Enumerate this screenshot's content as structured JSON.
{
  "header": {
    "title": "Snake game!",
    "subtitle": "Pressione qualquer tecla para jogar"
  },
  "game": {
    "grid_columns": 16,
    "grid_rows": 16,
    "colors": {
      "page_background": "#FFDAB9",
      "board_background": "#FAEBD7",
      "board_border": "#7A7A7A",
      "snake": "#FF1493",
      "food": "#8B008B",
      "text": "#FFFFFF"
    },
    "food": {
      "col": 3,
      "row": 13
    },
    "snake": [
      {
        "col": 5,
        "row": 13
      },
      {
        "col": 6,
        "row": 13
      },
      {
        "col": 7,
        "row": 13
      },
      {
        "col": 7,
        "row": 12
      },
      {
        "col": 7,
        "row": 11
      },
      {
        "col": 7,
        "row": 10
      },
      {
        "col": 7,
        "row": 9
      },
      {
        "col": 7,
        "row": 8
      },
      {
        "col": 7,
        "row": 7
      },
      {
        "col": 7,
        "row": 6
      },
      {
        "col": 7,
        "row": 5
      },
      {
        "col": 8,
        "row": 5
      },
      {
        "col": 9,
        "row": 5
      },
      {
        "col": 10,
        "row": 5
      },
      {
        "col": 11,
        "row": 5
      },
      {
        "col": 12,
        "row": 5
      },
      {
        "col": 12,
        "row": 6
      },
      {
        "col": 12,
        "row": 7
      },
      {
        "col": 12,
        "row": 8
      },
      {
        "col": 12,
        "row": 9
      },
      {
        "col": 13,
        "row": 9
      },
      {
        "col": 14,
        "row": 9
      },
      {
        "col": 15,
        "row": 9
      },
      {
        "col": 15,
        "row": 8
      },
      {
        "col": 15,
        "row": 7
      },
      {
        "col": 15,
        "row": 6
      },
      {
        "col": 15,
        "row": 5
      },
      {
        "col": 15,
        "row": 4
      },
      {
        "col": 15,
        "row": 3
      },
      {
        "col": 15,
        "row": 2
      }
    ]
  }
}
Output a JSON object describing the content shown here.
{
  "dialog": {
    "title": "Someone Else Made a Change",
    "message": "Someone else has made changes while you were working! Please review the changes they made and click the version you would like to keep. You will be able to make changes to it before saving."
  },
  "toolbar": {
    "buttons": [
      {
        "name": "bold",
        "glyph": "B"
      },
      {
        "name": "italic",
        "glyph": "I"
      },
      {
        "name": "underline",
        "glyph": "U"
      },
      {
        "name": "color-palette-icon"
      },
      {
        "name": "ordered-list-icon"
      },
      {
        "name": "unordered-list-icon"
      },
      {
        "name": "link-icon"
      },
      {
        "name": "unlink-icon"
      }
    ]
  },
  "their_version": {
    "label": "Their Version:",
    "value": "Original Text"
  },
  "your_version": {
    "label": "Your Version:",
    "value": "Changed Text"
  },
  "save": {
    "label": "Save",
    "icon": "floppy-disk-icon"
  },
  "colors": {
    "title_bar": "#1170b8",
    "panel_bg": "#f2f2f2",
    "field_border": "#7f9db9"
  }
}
+ + + +
▶ **Problem details**
Write out every line of the entries that holds the word "content".

▶ **Reply**
Enumerate this screenshot's content as structured JSON.
Output a JSON object describing the content shown here.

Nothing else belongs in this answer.